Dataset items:
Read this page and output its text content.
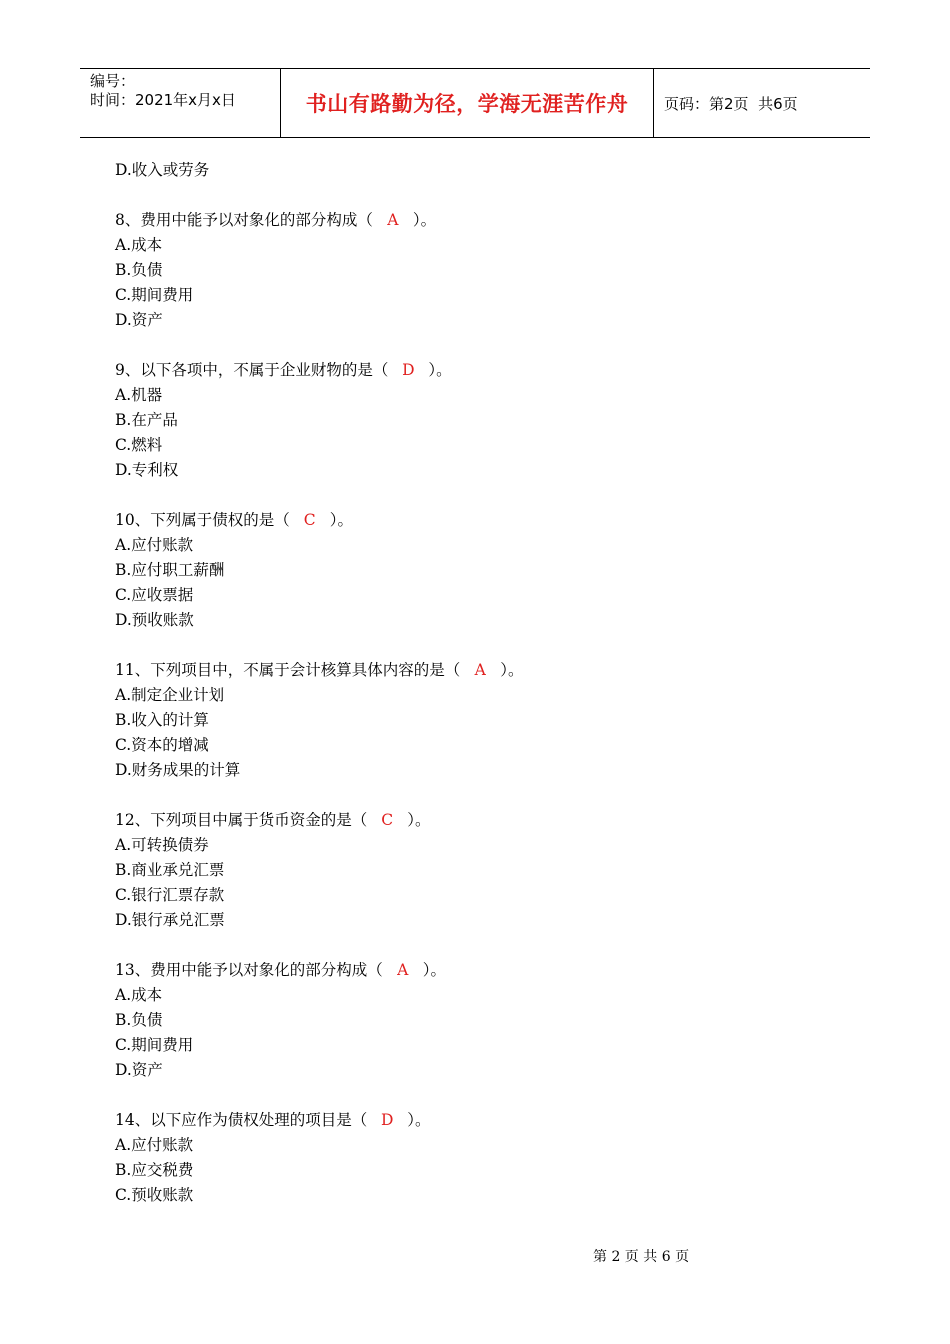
编号：
时间：2021年x月x日	书山有路勤为径，学海无涯苦作舟 页码：第2页  共6页
D.收入或劳务
8、费用中能予以对象化的部分构成（ A ）。
A.成本
B.负债
C.期间费用
D.资产
9、以下各项中，不属于企业财物的是（ D ）。
A.机器
B.在产品
C.燃料
D.专利权
10、下列属于债权的是（ C ）。
A.应付账款
B.应付职工薪酬
C.应收票据
D.预收账款
11、下列项目中，不属于会计核算具体内容的是（ A ）。
A.制定企业计划
B.收入的计算
C.资本的增减
D.财务成果的计算
12、下列项目中属于货币资金的是（ C ）。
A.可转换债券
B.商业承兑汇票
C.银行汇票存款
D.银行承兑汇票
13、费用中能予以对象化的部分构成（ A ）。
A.成本
B.负债
C.期间费用
D.资产
14、以下应作为债权处理的项目是（ D ）。
A.应付账款
B.应交税费
C.预收账款
第 2 页 共 6 页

REQUIRED WORK :: Copy the entries exactly. Leave out the images.

ANSWER TO THE TASK ::
Read this page and output its text content.
编号：
时间：2021年x月x日	书山有路勤为径，学海无涯苦作舟 页码：第2页  共6页
D.收入或劳务
8、费用中能予以对象化的部分构成（ A ）。
A.成本
B.负债
C.期间费用
D.资产
9、以下各项中，不属于企业财物的是（ D ）。
A.机器
B.在产品
C.燃料
D.专利权
10、下列属于债权的是（ C ）。
A.应付账款
B.应付职工薪酬
C.应收票据
D.预收账款
11、下列项目中，不属于会计核算具体内容的是（ A ）。
A.制定企业计划
B.收入的计算
C.资本的增减
D.财务成果的计算
12、下列项目中属于货币资金的是（ C ）。
A.可转换债券
B.商业承兑汇票
C.银行汇票存款
D.银行承兑汇票
13、费用中能予以对象化的部分构成（ A ）。
A.成本
B.负债
C.期间费用
D.资产
14、以下应作为债权处理的项目是（ D ）。
A.应付账款
B.应交税费
C.预收账款
第 2 页 共 6 页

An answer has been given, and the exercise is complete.